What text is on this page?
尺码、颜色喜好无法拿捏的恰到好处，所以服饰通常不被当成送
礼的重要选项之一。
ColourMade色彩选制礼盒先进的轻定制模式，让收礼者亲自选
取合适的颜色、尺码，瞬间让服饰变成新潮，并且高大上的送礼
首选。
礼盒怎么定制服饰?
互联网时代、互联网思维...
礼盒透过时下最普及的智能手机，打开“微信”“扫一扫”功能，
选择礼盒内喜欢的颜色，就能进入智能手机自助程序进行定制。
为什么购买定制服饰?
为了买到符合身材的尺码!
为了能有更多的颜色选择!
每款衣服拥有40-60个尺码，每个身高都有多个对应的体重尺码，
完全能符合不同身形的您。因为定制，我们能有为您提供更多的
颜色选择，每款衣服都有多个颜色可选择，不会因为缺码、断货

------------------------------------------------------------

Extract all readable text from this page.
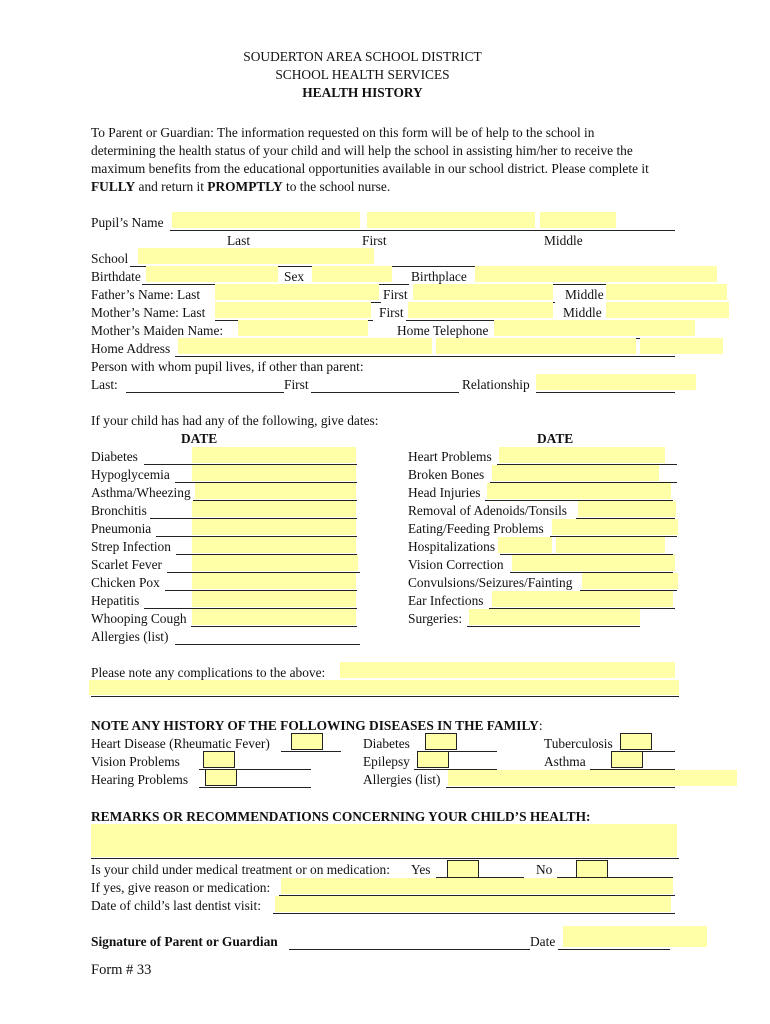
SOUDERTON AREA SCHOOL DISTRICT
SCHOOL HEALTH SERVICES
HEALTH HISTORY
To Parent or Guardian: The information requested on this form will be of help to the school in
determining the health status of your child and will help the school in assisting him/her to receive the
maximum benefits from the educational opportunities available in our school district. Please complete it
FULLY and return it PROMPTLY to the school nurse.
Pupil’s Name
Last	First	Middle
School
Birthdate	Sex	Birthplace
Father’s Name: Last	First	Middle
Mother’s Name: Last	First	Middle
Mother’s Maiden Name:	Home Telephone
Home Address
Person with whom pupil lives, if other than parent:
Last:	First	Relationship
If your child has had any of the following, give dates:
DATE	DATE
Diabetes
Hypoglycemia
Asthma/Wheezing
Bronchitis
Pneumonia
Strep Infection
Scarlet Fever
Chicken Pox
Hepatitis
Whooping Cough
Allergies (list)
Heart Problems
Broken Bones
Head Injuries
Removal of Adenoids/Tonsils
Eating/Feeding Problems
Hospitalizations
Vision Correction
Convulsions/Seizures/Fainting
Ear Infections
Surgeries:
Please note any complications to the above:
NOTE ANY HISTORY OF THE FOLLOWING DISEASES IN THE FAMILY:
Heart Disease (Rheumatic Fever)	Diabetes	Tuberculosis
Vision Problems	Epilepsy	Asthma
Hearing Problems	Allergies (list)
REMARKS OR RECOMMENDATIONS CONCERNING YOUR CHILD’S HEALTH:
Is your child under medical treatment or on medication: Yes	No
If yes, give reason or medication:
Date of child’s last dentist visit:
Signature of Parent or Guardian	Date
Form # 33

------------------------------------------------------------

* **Your instructions**
Scan the lines above for "Guardian", then copy every one that has it.

* **The result**
To Parent or Guardian: The information requested on this form will be of help to the school in
Signature of Parent or Guardian	Date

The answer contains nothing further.